- PROMPT
Looking at each line of the data below, tally those that contain the word "Dimensionen" and give only the total.

- PROVIDED RECORDS

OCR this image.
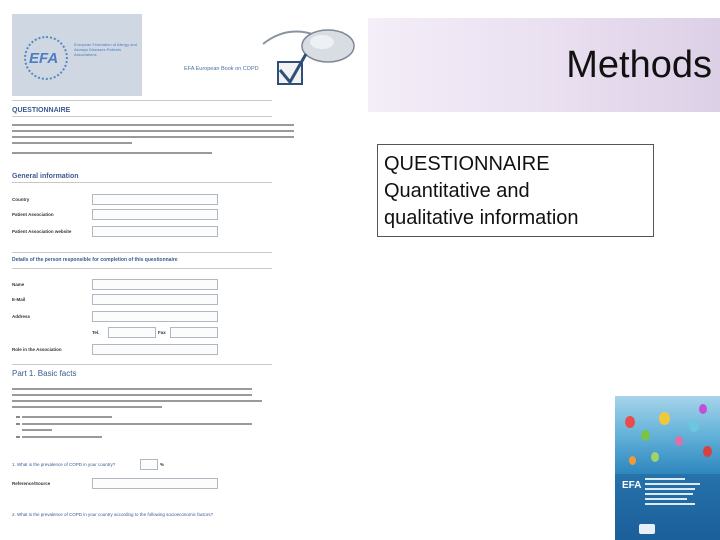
Methods
EFA
European Federation of Allergy and Airways Diseases Patients Associations
EFA European Book on COPD
QUESTIONNAIRE
General information
Country
Patient Association
Patient Association website
Details of the person responsible for completion of this questionnaire
Name
E-Mail
Address
Tel.	Fax
Role in the Association
Part 1. Basic facts
1. What is the prevalence of COPD in your country?	%
Reference/Source
2. What is the prevalence of COPD in your country according to the following socioeconomic factors?
QUESTIONNAIRE
Quantitative and
qualitative information
EFA
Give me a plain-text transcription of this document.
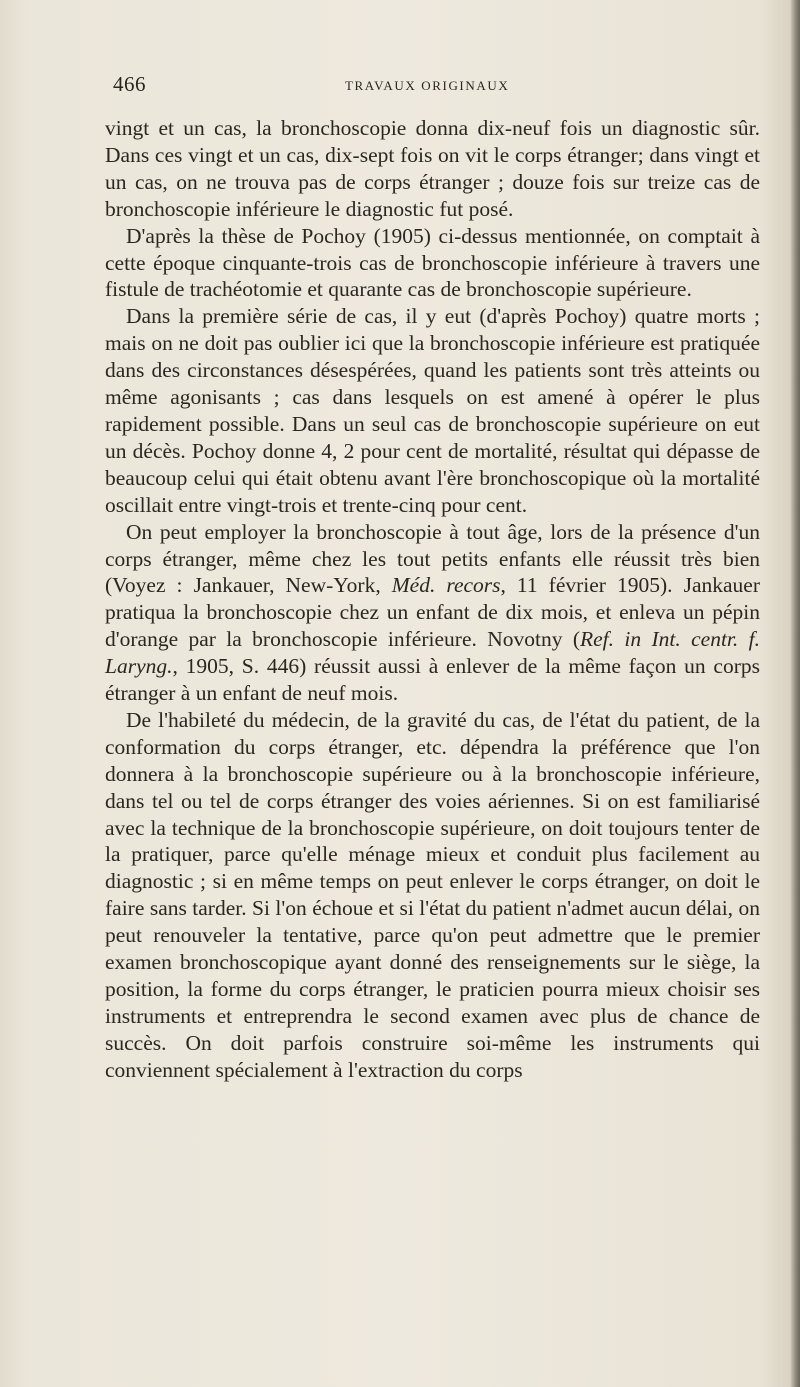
466	TRAVAUX ORIGINAUX

vingt et un cas, la bronchoscopie donna dix-neuf fois un diagnostic sûr. Dans ces vingt et un cas, dix-sept fois on vit le corps étranger; dans vingt et un cas, on ne trouva pas de corps étranger ; douze fois sur treize cas de bronchoscopie inférieure le diagnostic fut posé.

D'après la thèse de Pochoy (1905) ci-dessus mentionnée, on comptait à cette époque cinquante-trois cas de bronchoscopie inférieure à travers une fistule de trachéotomie et quarante cas de bronchoscopie supérieure.

Dans la première série de cas, il y eut (d'après Pochoy) quatre morts ; mais on ne doit pas oublier ici que la bronchoscopie inférieure est pratiquée dans des circonstances désespérées, quand les patients sont très atteints ou même agonisants ; cas dans lesquels on est amené à opérer le plus rapidement possible. Dans un seul cas de bronchoscopie supérieure on eut un décès. Pochoy donne 4, 2 pour cent de mortalité, résultat qui dépasse de beaucoup celui qui était obtenu avant l'ère bronchoscopique où la mortalité oscillait entre vingt-trois et trente-cinq pour cent.

On peut employer la bronchoscopie à tout âge, lors de la présence d'un corps étranger, même chez les tout petits enfants elle réussit très bien (Voyez : Jankauer, New-York, Méd. recors, 11 février 1905). Jankauer pratiqua la bronchoscopie chez un enfant de dix mois, et enleva un pépin d'orange par la bronchoscopie inférieure. Novotny (Ref. in Int. centr. f. Laryng., 1905, S. 446) réussit aussi à enlever de la même façon un corps étranger à un enfant de neuf mois.

De l'habileté du médecin, de la gravité du cas, de l'état du patient, de la conformation du corps étranger, etc. dépendra la préférence que l'on donnera à la bronchoscopie supérieure ou à la bronchoscopie inférieure, dans tel ou tel de corps étranger des voies aériennes. Si on est familiarisé avec la technique de la bronchoscopie supérieure, on doit toujours tenter de la pratiquer, parce qu'elle ménage mieux et conduit plus facilement au diagnostic ; si en même temps on peut enlever le corps étranger, on doit le faire sans tarder. Si l'on échoue et si l'état du patient n'admet aucun délai, on peut renouveler la tentative, parce qu'on peut admettre que le premier examen bronchoscopique ayant donné des renseignements sur le siège, la position, la forme du corps étranger, le praticien pourra mieux choisir ses instruments et entreprendra le second examen avec plus de chance de succès. On doit parfois construire soi-même les instruments qui conviennent spécialement à l'extraction du corps
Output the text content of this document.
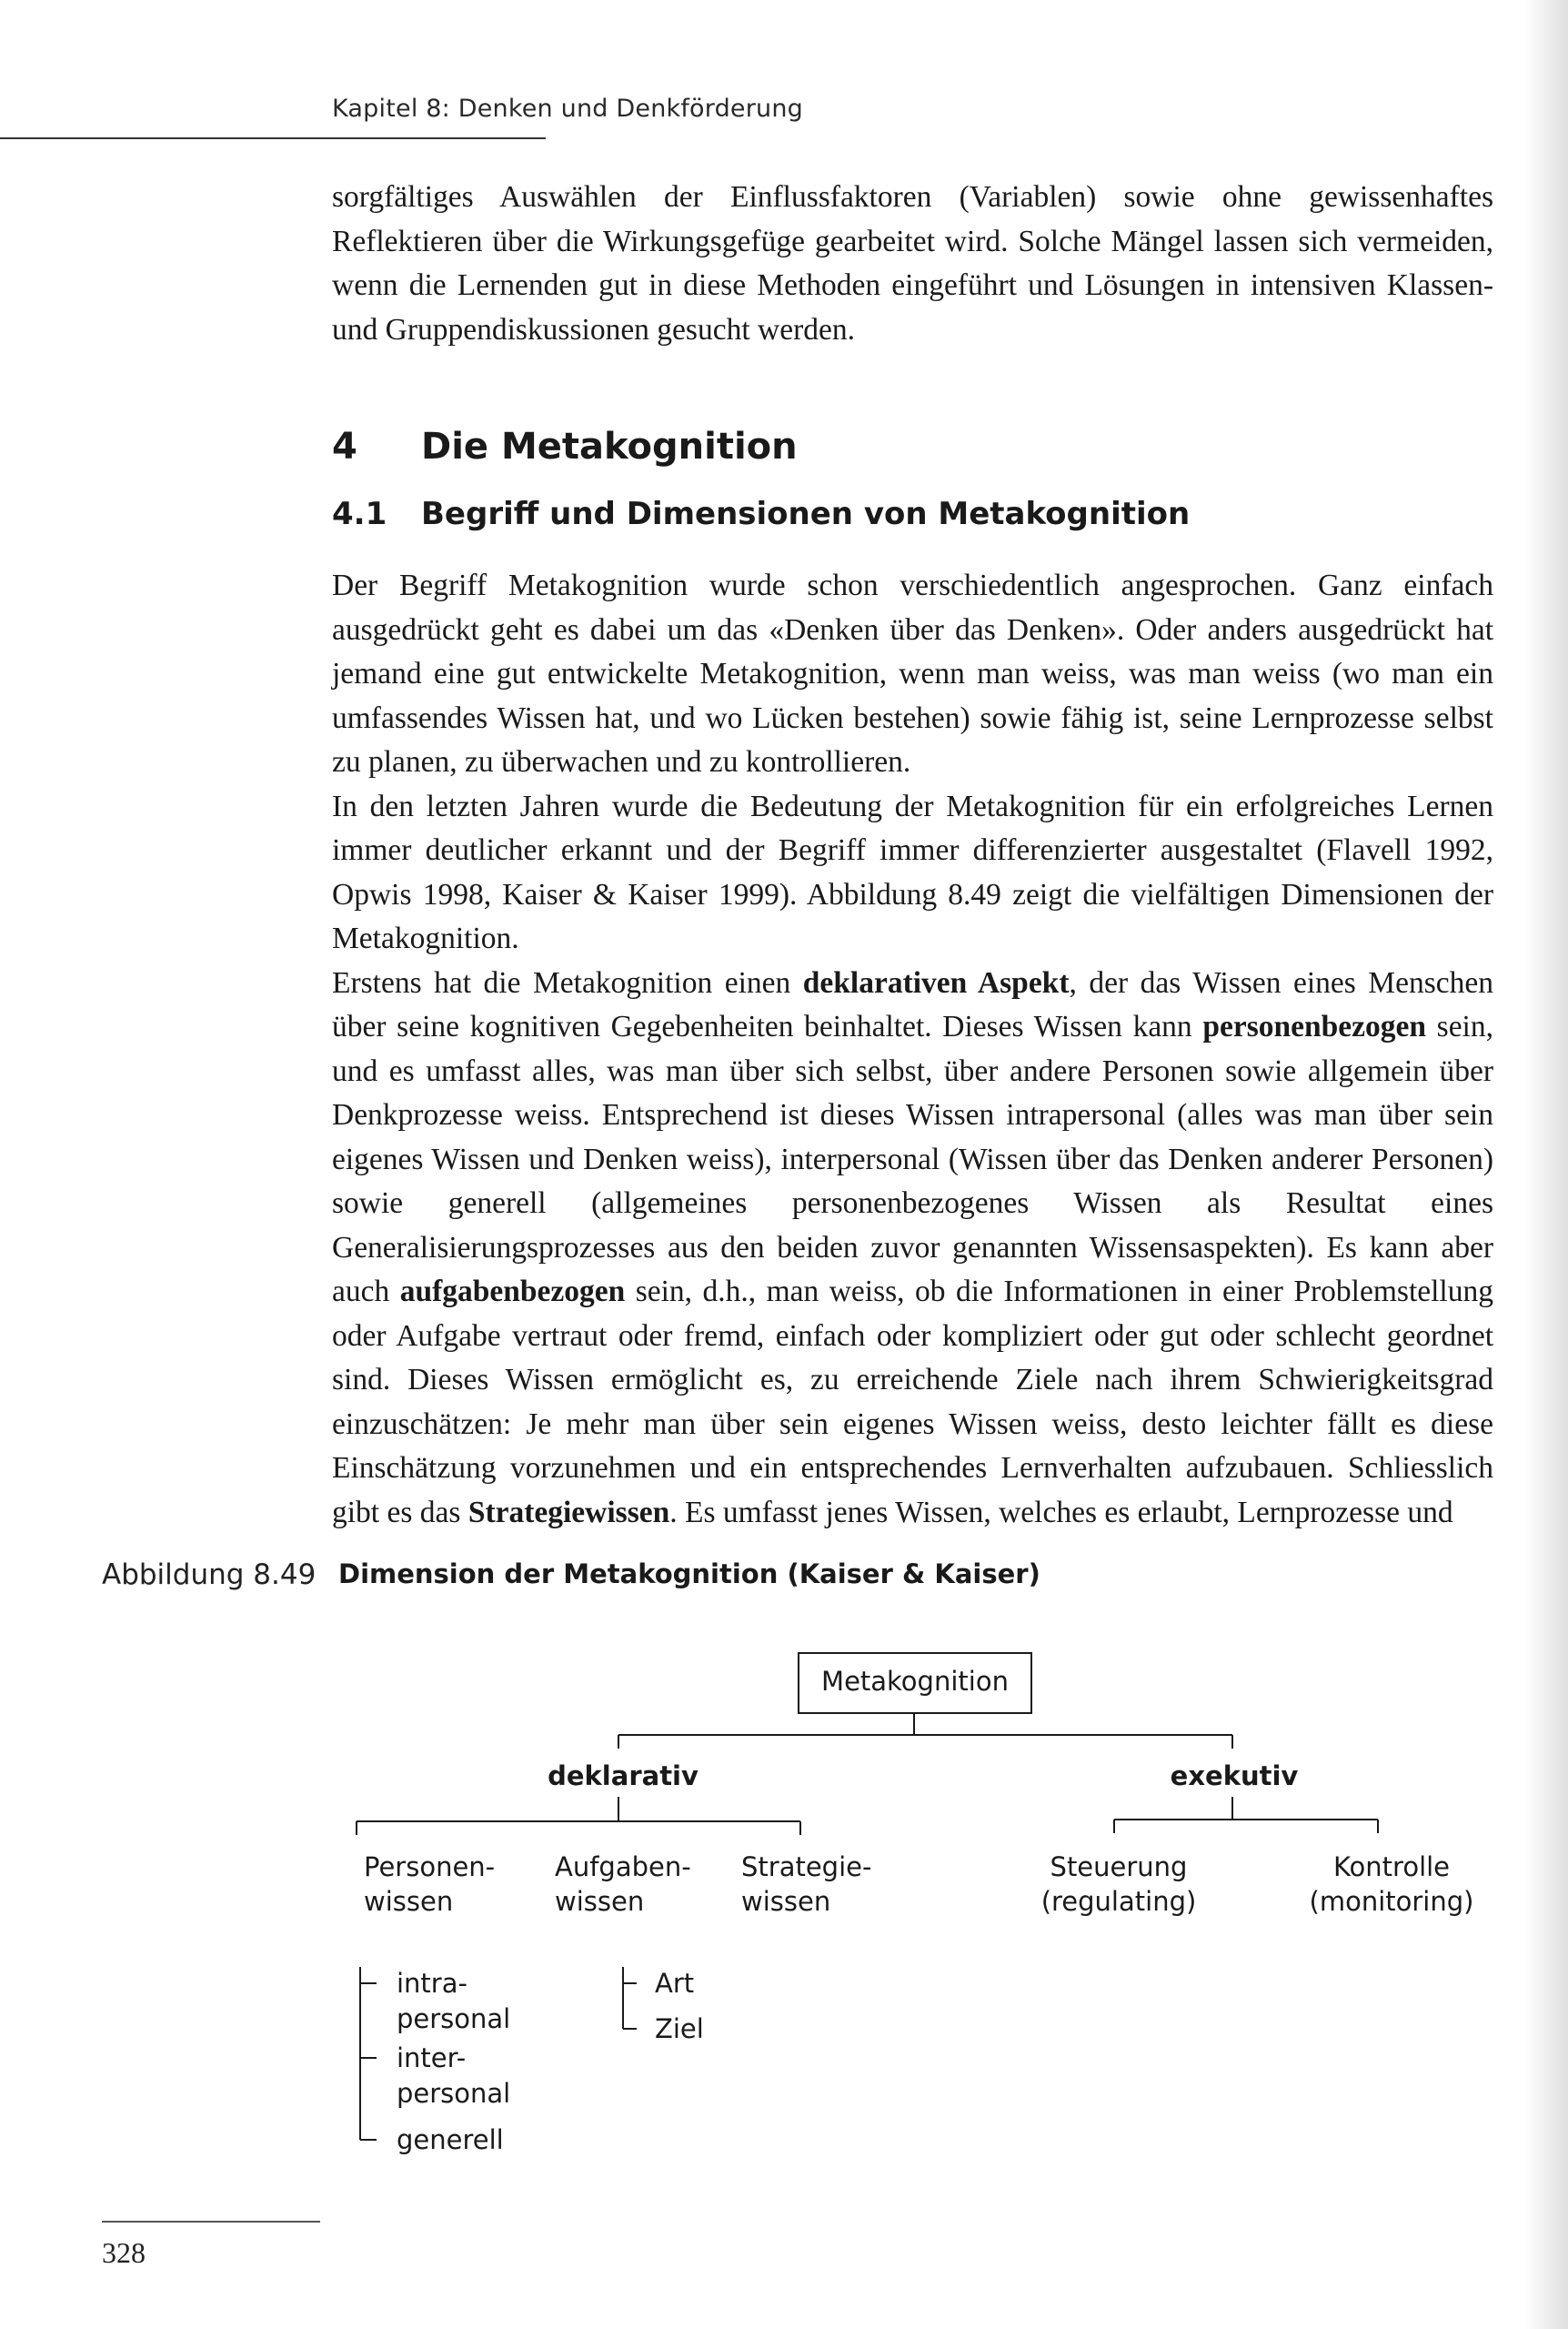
Kapitel 8: Denken und Denkförderung

sorgfältiges Auswählen der Einflussfaktoren (Variablen) sowie ohne gewissenhaftes Reflektieren über die Wirkungsgefüge gearbeitet wird. Solche Mängel lassen sich vermeiden, wenn die Lernenden gut in diese Methoden eingeführt und Lösungen in intensiven Klassen- und Gruppendiskussionen gesucht werden.

4 Die Metakognition
4.1 Begriff und Dimensionen von Metakognition

Der Begriff Metakognition wurde schon verschiedentlich angesprochen. Ganz einfach ausgedrückt geht es dabei um das «Denken über das Denken». Oder anders ausgedrückt hat jemand eine gut entwickelte Metakognition, wenn man weiss, was man weiss (wo man ein umfassendes Wissen hat, und wo Lücken bestehen) sowie fähig ist, seine Lernprozesse selbst zu planen, zu überwachen und zu kontrollieren.

In den letzten Jahren wurde die Bedeutung der Metakognition für ein erfolgreiches Lernen immer deutlicher erkannt und der Begriff immer differenzierter ausgestaltet (Flavell 1992, Opwis 1998, Kaiser & Kaiser 1999). Abbildung 8.49 zeigt die vielfältigen Dimensionen der Metakognition.

Erstens hat die Metakognition einen deklarativen Aspekt, der das Wissen eines Menschen über seine kognitiven Gegebenheiten beinhaltet. Dieses Wissen kann personenbezogen sein, und es umfasst alles, was man über sich selbst, über andere Personen sowie allgemein über Denkprozesse weiss. Entsprechend ist dieses Wissen intrapersonal (alles was man über sein eigenes Wissen und Denken weiss), interpersonal (Wissen über das Denken anderer Personen) sowie generell (allgemeines personenbezogenes Wissen als Resultat eines Generalisierungsprozesses aus den beiden zuvor genannten Wissensaspekten). Es kann aber auch aufgabenbezogen sein, d.h., man weiss, ob die Informationen in einer Problemstellung oder Aufgabe vertraut oder fremd, einfach oder kompliziert oder gut oder schlecht geordnet sind. Dieses Wissen ermöglicht es, zu erreichende Ziele nach ihrem Schwierigkeitsgrad einzuschätzen: Je mehr man über sein eigenes Wissen weiss, desto leichter fällt es diese Einschätzung vorzunehmen und ein entsprechendes Lernverhalten aufzubauen. Schliesslich gibt es das Strategiewissen. Es umfasst jenes Wissen, welches es erlaubt, Lernprozesse und

Abbildung 8.49 Dimension der Metakognition (Kaiser & Kaiser)
Metakognition
deklarativ	exekutiv
Personen-
wissen
Aufgaben-
wissen
Strategie-
wissen
Steuerung
(regulating)
Kontrolle
(monitoring)
intra-
personal
inter-
personal
generell
Art
Ziel
328
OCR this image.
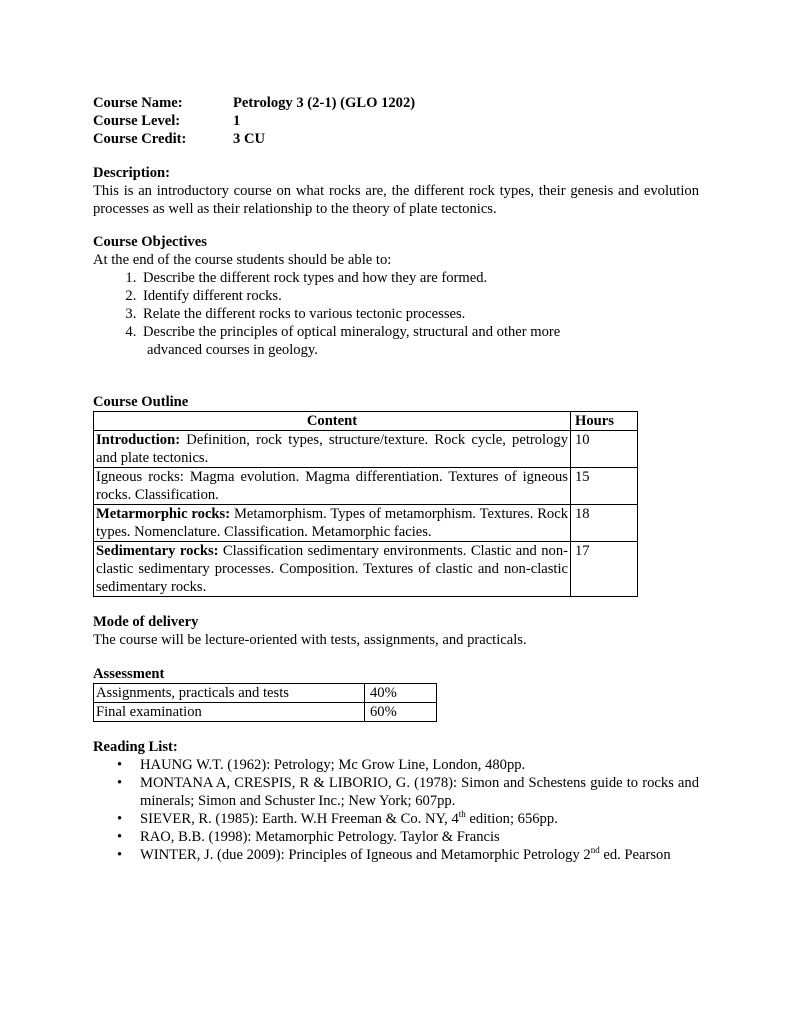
Course Name:	Petrology 3 (2-1) (GLO 1202)
Course Level:	1
Course Credit:	3 CU
Description:
This is an introductory course on what rocks are, the different rock types, their genesis and evolution processes as well as their relationship to the theory of plate tectonics.
Course Objectives
At the end of the course students should be able to:
1. Describe the different rock types and how they are formed.
2. Identify different rocks.
3. Relate the different rocks to various tectonic processes.
4. Describe the principles of optical mineralogy, structural and other more
advanced courses in geology.
Course Outline
Content	Hours
Introduction: Definition, rock types, structure/texture. Rock cycle, petrology and plate tectonics.	10
Igneous rocks: Magma evolution. Magma differentiation. Textures of igneous rocks. Classification.	15
Metarmorphic rocks: Metamorphism. Types of metamorphism. Textures. Rock types. Nomenclature. Classification. Metamorphic facies.	18
Sedimentary rocks: Classification sedimentary environments. Clastic and non-clastic sedimentary processes. Composition. Textures of clastic and non-clastic sedimentary rocks.	17
Mode of delivery
The course will be lecture-oriented with tests, assignments, and practicals.
Assessment
Assignments, practicals and tests	40%
Final examination	60%
Reading List:
• HAUNG W.T. (1962): Petrology; Mc Grow Line, London, 480pp.
• MONTANA A, CRESPIS, R & LIBORIO, G. (1978): Simon and Schestens guide to rocks and minerals; Simon and Schuster Inc.; New York; 607pp.
• SIEVER, R. (1985): Earth. W.H Freeman & Co. NY, 4th edition; 656pp.
• RAO, B.B. (1998): Metamorphic Petrology. Taylor & Francis
• WINTER, J. (due 2009): Principles of Igneous and Metamorphic Petrology 2nd ed. Pearson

- RESPONSE TO THIS EXERCISE
2